■ SET EXERCISE ■
Duplicate each of the following records line for line, without any changes, and omit the pictures from your answer.

■ Boxed element entries ■
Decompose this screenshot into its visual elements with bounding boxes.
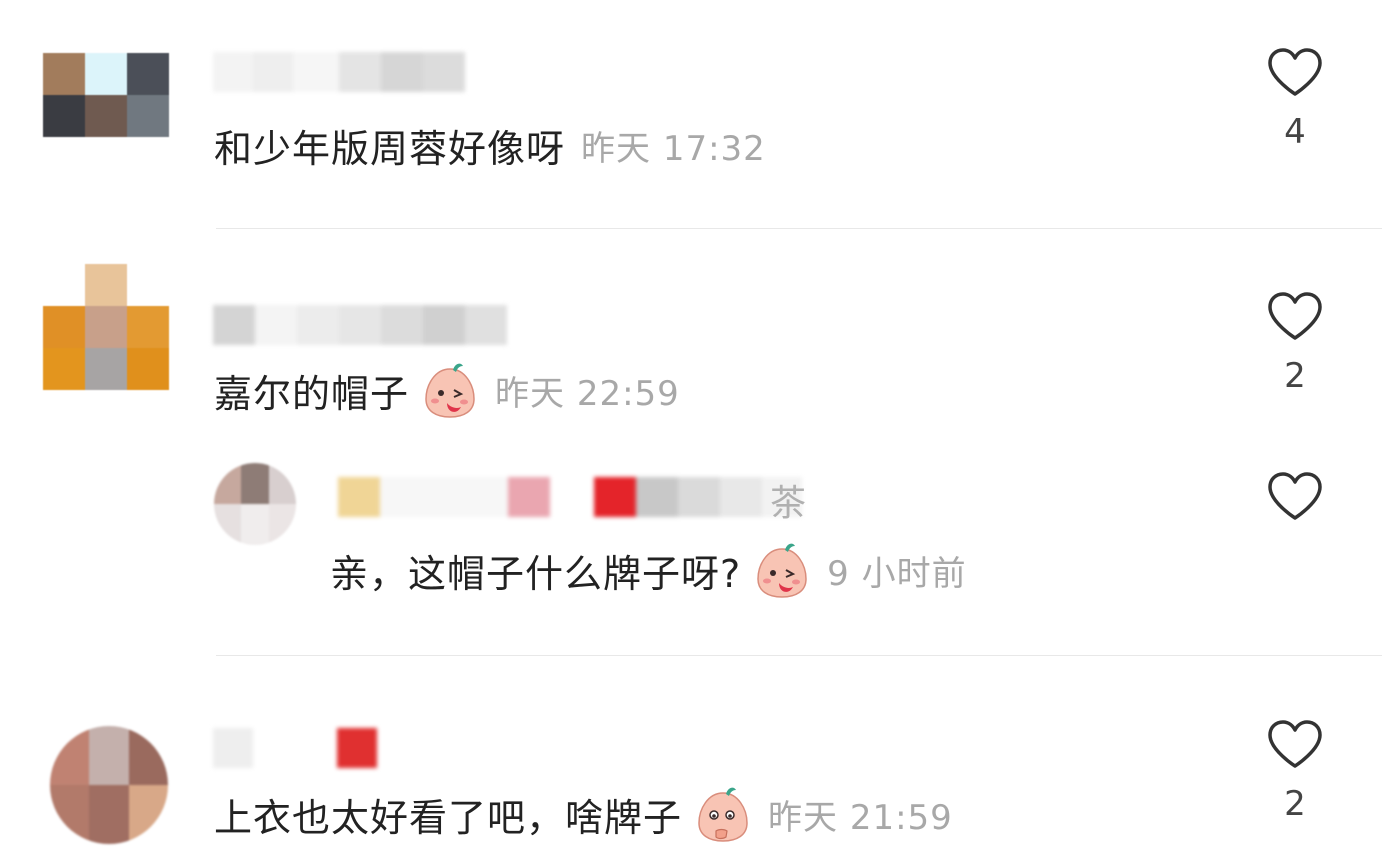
- reply-text: 亲，这帽子什么牌子呀?: [330, 551, 742, 596]
- heart-outline-icon: [1268, 472, 1322, 520]
- comment-text: 嘉尔的帽子: [214, 371, 410, 416]
- like-button[interactable]: 2: [1255, 718, 1335, 824]
- comment-1: 和少年版周蓉好像呀 昨天 17:32 4: [0, 0, 1382, 230]
- blushing-face-emoji-icon: [425, 363, 475, 418]
- username-blurred[interactable]: [213, 52, 465, 92]
- comment-time: 昨天 17:32: [581, 128, 766, 169]
- heart-outline-icon: [1268, 292, 1322, 340]
- like-count: 2: [1284, 356, 1306, 396]
- like-count: 2: [1284, 784, 1306, 824]
- reply-like-button[interactable]: [1255, 470, 1335, 522]
- username-blurred[interactable]: [213, 728, 377, 768]
- comment-text: 和少年版周蓉好像呀: [214, 126, 566, 171]
- comment-2: 嘉尔的帽子 昨天 22:59 2 茶 亲，这帽子什么牌子呀? 9 小时前: [0, 230, 1382, 655]
- like-button[interactable]: 4: [1255, 46, 1335, 152]
- divider: [216, 228, 1382, 229]
- comment-body: 和少年版周蓉好像呀 昨天 17:32: [214, 118, 766, 172]
- comment-time: 昨天 21:59: [768, 797, 953, 838]
- comment-body: 上衣也太好看了吧，啥牌子 昨天 21:59: [214, 784, 953, 844]
- blushing-face-emoji-icon: [757, 543, 807, 598]
- comment-body: 嘉尔的帽子 昨天 22:59: [214, 360, 680, 420]
- like-button[interactable]: 2: [1255, 290, 1335, 396]
- reply-username-tail: 茶: [770, 483, 807, 524]
- reply-time: 9 小时前: [827, 553, 967, 594]
- comment-3: 上衣也太好看了吧，啥牌子 昨天 21:59 2: [0, 656, 1382, 854]
- like-count: 4: [1284, 112, 1306, 152]
- reply-username-blurred[interactable]: [338, 477, 802, 517]
- blushing-face-emoji-icon: [698, 787, 748, 842]
- heart-outline-icon: [1268, 48, 1322, 96]
- avatar[interactable]: [43, 264, 169, 390]
- reply-avatar[interactable]: [214, 463, 296, 545]
- comment-time: 昨天 22:59: [495, 373, 680, 414]
- username-blurred[interactable]: [213, 305, 507, 345]
- avatar[interactable]: [50, 726, 168, 844]
- avatar[interactable]: [43, 53, 169, 137]
- reply-body: 亲，这帽子什么牌子呀? 9 小时前: [330, 540, 967, 600]
- heart-outline-icon: [1268, 720, 1322, 768]
- comment-text: 上衣也太好看了吧，啥牌子: [214, 795, 683, 840]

■ THE OUTPUT ■
Decompose this screenshot into its visual elements with bounding boxes.
- reply-text: 亲，这帽子什么牌子呀?: [330, 551, 742, 596]
- heart-outline-icon: [1268, 472, 1322, 520]
- comment-text: 嘉尔的帽子: [214, 371, 410, 416]
- like-button[interactable]: 2: [1255, 718, 1335, 824]
- comment-1: 和少年版周蓉好像呀 昨天 17:32 4: [0, 0, 1382, 230]
- blushing-face-emoji-icon: [425, 363, 475, 418]
- username-blurred[interactable]: [213, 52, 465, 92]
- comment-time: 昨天 17:32: [581, 128, 766, 169]
- heart-outline-icon: [1268, 292, 1322, 340]
- like-count: 2: [1284, 356, 1306, 396]
- like-count: 2: [1284, 784, 1306, 824]
- reply-like-button[interactable]: [1255, 470, 1335, 522]
- username-blurred[interactable]: [213, 728, 377, 768]
- comment-text: 和少年版周蓉好像呀: [214, 126, 566, 171]
- comment-2: 嘉尔的帽子 昨天 22:59 2 茶 亲，这帽子什么牌子呀? 9 小时前: [0, 230, 1382, 655]
- like-button[interactable]: 4: [1255, 46, 1335, 152]
- divider: [216, 228, 1382, 229]
- comment-body: 和少年版周蓉好像呀 昨天 17:32: [214, 118, 766, 172]
- comment-time: 昨天 21:59: [768, 797, 953, 838]
- comment-body: 上衣也太好看了吧，啥牌子 昨天 21:59: [214, 784, 953, 844]
- blushing-face-emoji-icon: [757, 543, 807, 598]
- comment-body: 嘉尔的帽子 昨天 22:59: [214, 360, 680, 420]
- like-button[interactable]: 2: [1255, 290, 1335, 396]
- reply-username-tail: 茶: [770, 483, 807, 524]
- reply-time: 9 小时前: [827, 553, 967, 594]
- comment-3: 上衣也太好看了吧，啥牌子 昨天 21:59 2: [0, 656, 1382, 854]
- like-count: 4: [1284, 112, 1306, 152]
- reply-username-blurred[interactable]: [338, 477, 802, 517]
- blushing-face-emoji-icon: [698, 787, 748, 842]
- heart-outline-icon: [1268, 48, 1322, 96]
- avatar[interactable]: [43, 264, 169, 390]
- reply-avatar[interactable]: [214, 463, 296, 545]
- comment-time: 昨天 22:59: [495, 373, 680, 414]
- username-blurred[interactable]: [213, 305, 507, 345]
- avatar[interactable]: [50, 726, 168, 844]
- avatar[interactable]: [43, 53, 169, 137]
- reply-body: 亲，这帽子什么牌子呀? 9 小时前: [330, 540, 967, 600]
- heart-outline-icon: [1268, 720, 1322, 768]
- comment-text: 上衣也太好看了吧，啥牌子: [214, 795, 683, 840]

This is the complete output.